(Saved data entries)
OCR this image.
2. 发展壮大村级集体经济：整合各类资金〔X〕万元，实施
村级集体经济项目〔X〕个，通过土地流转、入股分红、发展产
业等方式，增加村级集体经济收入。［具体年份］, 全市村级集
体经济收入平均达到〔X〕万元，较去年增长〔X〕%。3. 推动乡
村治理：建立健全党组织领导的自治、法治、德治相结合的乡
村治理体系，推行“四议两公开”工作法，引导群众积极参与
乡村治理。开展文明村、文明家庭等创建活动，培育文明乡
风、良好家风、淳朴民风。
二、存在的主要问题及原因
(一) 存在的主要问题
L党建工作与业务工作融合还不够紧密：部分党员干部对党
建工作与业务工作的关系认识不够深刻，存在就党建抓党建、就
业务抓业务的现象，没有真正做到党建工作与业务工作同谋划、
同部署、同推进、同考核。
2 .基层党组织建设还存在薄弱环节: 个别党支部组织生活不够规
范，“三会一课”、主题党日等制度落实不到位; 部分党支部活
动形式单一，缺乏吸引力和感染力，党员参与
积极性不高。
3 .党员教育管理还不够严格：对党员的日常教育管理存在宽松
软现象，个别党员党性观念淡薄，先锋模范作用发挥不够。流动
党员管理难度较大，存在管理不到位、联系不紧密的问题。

◆ TASK REQUIREMENTS ◆
Return the material in full, exactly as shown.

◆ SOLUTION ◆
OCR this image.
2. 发展壮大村级集体经济：整合各类资金〔X〕万元，实施
村级集体经济项目〔X〕个，通过土地流转、入股分红、发展产
业等方式，增加村级集体经济收入。［具体年份］, 全市村级集
体经济收入平均达到〔X〕万元，较去年增长〔X〕%。3. 推动乡
村治理：建立健全党组织领导的自治、法治、德治相结合的乡
村治理体系，推行“四议两公开”工作法，引导群众积极参与
乡村治理。开展文明村、文明家庭等创建活动，培育文明乡
风、良好家风、淳朴民风。
二、存在的主要问题及原因
(一) 存在的主要问题
L党建工作与业务工作融合还不够紧密：部分党员干部对党
建工作与业务工作的关系认识不够深刻，存在就党建抓党建、就
业务抓业务的现象，没有真正做到党建工作与业务工作同谋划、
同部署、同推进、同考核。
2 .基层党组织建设还存在薄弱环节: 个别党支部组织生活不够规
范，“三会一课”、主题党日等制度落实不到位; 部分党支部活
动形式单一，缺乏吸引力和感染力，党员参与
积极性不高。
3 .党员教育管理还不够严格：对党员的日常教育管理存在宽松
软现象，个别党员党性观念淡薄，先锋模范作用发挥不够。流动
党员管理难度较大，存在管理不到位、联系不紧密的问题。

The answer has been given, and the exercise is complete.